■ Stated exercise ■
Retype the listing that follows, exactly as written.

--- begin ---

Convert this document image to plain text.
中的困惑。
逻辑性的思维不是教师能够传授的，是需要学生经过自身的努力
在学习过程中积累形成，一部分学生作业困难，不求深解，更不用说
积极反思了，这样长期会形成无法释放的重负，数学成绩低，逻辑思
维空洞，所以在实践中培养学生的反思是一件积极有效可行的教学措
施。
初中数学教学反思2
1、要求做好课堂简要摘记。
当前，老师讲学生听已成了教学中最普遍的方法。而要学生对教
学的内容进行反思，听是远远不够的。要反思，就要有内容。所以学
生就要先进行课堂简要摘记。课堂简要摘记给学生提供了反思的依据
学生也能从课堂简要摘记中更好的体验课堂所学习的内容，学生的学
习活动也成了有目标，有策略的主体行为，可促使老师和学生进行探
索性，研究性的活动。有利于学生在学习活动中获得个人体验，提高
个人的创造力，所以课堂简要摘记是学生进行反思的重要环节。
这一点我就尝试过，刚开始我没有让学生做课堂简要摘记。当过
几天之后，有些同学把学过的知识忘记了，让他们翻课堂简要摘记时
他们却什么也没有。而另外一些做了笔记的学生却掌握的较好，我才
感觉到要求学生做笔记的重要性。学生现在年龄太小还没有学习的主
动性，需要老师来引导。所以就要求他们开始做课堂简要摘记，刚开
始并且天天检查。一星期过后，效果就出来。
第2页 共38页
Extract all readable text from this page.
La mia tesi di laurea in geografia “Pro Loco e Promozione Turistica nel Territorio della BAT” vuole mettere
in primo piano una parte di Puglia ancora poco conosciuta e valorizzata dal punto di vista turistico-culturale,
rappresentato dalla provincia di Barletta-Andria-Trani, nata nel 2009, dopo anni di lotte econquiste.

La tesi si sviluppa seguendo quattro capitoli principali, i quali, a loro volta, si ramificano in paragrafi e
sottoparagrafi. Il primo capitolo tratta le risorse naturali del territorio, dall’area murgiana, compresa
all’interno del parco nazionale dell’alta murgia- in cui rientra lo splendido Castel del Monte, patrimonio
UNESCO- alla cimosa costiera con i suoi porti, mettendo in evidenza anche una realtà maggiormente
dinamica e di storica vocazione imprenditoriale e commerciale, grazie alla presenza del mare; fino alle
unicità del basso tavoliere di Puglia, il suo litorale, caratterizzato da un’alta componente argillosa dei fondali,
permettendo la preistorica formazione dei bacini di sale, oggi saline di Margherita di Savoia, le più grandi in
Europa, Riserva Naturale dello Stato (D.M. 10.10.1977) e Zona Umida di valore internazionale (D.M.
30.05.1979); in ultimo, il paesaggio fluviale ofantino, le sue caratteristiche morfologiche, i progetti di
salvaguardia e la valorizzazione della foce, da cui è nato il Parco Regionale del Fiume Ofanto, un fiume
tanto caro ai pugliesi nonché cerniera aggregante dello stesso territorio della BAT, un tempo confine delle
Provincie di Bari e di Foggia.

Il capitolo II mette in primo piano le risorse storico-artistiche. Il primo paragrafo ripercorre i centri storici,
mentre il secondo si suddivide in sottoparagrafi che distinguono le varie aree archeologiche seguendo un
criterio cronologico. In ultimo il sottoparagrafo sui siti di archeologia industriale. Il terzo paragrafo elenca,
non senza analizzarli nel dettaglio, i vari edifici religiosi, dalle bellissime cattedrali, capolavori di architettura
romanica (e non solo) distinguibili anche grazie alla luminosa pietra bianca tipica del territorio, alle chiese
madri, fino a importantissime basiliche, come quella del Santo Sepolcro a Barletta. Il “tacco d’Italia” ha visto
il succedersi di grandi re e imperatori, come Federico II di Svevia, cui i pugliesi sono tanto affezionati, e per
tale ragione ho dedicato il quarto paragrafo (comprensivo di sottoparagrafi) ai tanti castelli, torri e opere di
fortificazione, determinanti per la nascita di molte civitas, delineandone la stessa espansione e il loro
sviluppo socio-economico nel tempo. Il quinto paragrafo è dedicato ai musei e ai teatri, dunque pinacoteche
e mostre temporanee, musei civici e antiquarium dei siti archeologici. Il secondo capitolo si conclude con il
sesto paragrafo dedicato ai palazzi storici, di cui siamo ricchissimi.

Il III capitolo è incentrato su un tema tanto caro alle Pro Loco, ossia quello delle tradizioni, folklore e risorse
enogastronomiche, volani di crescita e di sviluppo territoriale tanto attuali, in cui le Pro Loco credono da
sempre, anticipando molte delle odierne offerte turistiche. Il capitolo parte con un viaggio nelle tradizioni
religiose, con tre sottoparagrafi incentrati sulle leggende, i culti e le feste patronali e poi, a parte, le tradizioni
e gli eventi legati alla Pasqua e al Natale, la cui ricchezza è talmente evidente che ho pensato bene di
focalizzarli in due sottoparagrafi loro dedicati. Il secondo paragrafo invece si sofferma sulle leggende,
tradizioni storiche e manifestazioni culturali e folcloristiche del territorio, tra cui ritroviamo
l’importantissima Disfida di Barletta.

--- end ---

■ Reply to the task ■
Convert this document image to plain text.
中的困惑。
逻辑性的思维不是教师能够传授的，是需要学生经过自身的努力
在学习过程中积累形成，一部分学生作业困难，不求深解，更不用说
积极反思了，这样长期会形成无法释放的重负，数学成绩低，逻辑思
维空洞，所以在实践中培养学生的反思是一件积极有效可行的教学措
施。
初中数学教学反思2
1、要求做好课堂简要摘记。
当前，老师讲学生听已成了教学中最普遍的方法。而要学生对教
学的内容进行反思，听是远远不够的。要反思，就要有内容。所以学
生就要先进行课堂简要摘记。课堂简要摘记给学生提供了反思的依据
学生也能从课堂简要摘记中更好的体验课堂所学习的内容，学生的学
习活动也成了有目标，有策略的主体行为，可促使老师和学生进行探
索性，研究性的活动。有利于学生在学习活动中获得个人体验，提高
个人的创造力，所以课堂简要摘记是学生进行反思的重要环节。
这一点我就尝试过，刚开始我没有让学生做课堂简要摘记。当过
几天之后，有些同学把学过的知识忘记了，让他们翻课堂简要摘记时
他们却什么也没有。而另外一些做了笔记的学生却掌握的较好，我才
感觉到要求学生做笔记的重要性。学生现在年龄太小还没有学习的主
动性，需要老师来引导。所以就要求他们开始做课堂简要摘记，刚开
始并且天天检查。一星期过后，效果就出来。
第2页 共38页
Extract all readable text from this page.
La mia tesi di laurea in geografia “Pro Loco e Promozione Turistica nel Territorio della BAT” vuole mettere
in primo piano una parte di Puglia ancora poco conosciuta e valorizzata dal punto di vista turistico-culturale,
rappresentato dalla provincia di Barletta-Andria-Trani, nata nel 2009, dopo anni di lotte econquiste.

La tesi si sviluppa seguendo quattro capitoli principali, i quali, a loro volta, si ramificano in paragrafi e
sottoparagrafi. Il primo capitolo tratta le risorse naturali del territorio, dall’area murgiana, compresa
all’interno del parco nazionale dell’alta murgia- in cui rientra lo splendido Castel del Monte, patrimonio
UNESCO- alla cimosa costiera con i suoi porti, mettendo in evidenza anche una realtà maggiormente
dinamica e di storica vocazione imprenditoriale e commerciale, grazie alla presenza del mare; fino alle
unicità del basso tavoliere di Puglia, il suo litorale, caratterizzato da un’alta componente argillosa dei fondali,
permettendo la preistorica formazione dei bacini di sale, oggi saline di Margherita di Savoia, le più grandi in
Europa, Riserva Naturale dello Stato (D.M. 10.10.1977) e Zona Umida di valore internazionale (D.M.
30.05.1979); in ultimo, il paesaggio fluviale ofantino, le sue caratteristiche morfologiche, i progetti di
salvaguardia e la valorizzazione della foce, da cui è nato il Parco Regionale del Fiume Ofanto, un fiume
tanto caro ai pugliesi nonché cerniera aggregante dello stesso territorio della BAT, un tempo confine delle
Provincie di Bari e di Foggia.

Il capitolo II mette in primo piano le risorse storico-artistiche. Il primo paragrafo ripercorre i centri storici,
mentre il secondo si suddivide in sottoparagrafi che distinguono le varie aree archeologiche seguendo un
criterio cronologico. In ultimo il sottoparagrafo sui siti di archeologia industriale. Il terzo paragrafo elenca,
non senza analizzarli nel dettaglio, i vari edifici religiosi, dalle bellissime cattedrali, capolavori di architettura
romanica (e non solo) distinguibili anche grazie alla luminosa pietra bianca tipica del territorio, alle chiese
madri, fino a importantissime basiliche, come quella del Santo Sepolcro a Barletta. Il “tacco d’Italia” ha visto
il succedersi di grandi re e imperatori, come Federico II di Svevia, cui i pugliesi sono tanto affezionati, e per
tale ragione ho dedicato il quarto paragrafo (comprensivo di sottoparagrafi) ai tanti castelli, torri e opere di
fortificazione, determinanti per la nascita di molte civitas, delineandone la stessa espansione e il loro
sviluppo socio-economico nel tempo. Il quinto paragrafo è dedicato ai musei e ai teatri, dunque pinacoteche
e mostre temporanee, musei civici e antiquarium dei siti archeologici. Il secondo capitolo si conclude con il
sesto paragrafo dedicato ai palazzi storici, di cui siamo ricchissimi.

Il III capitolo è incentrato su un tema tanto caro alle Pro Loco, ossia quello delle tradizioni, folklore e risorse
enogastronomiche, volani di crescita e di sviluppo territoriale tanto attuali, in cui le Pro Loco credono da
sempre, anticipando molte delle odierne offerte turistiche. Il capitolo parte con un viaggio nelle tradizioni
religiose, con tre sottoparagrafi incentrati sulle leggende, i culti e le feste patronali e poi, a parte, le tradizioni
e gli eventi legati alla Pasqua e al Natale, la cui ricchezza è talmente evidente che ho pensato bene di
focalizzarli in due sottoparagrafi loro dedicati. Il secondo paragrafo invece si sofferma sulle leggende,
tradizioni storiche e manifestazioni culturali e folcloristiche del territorio, tra cui ritroviamo
l’importantissima Disfida di Barletta.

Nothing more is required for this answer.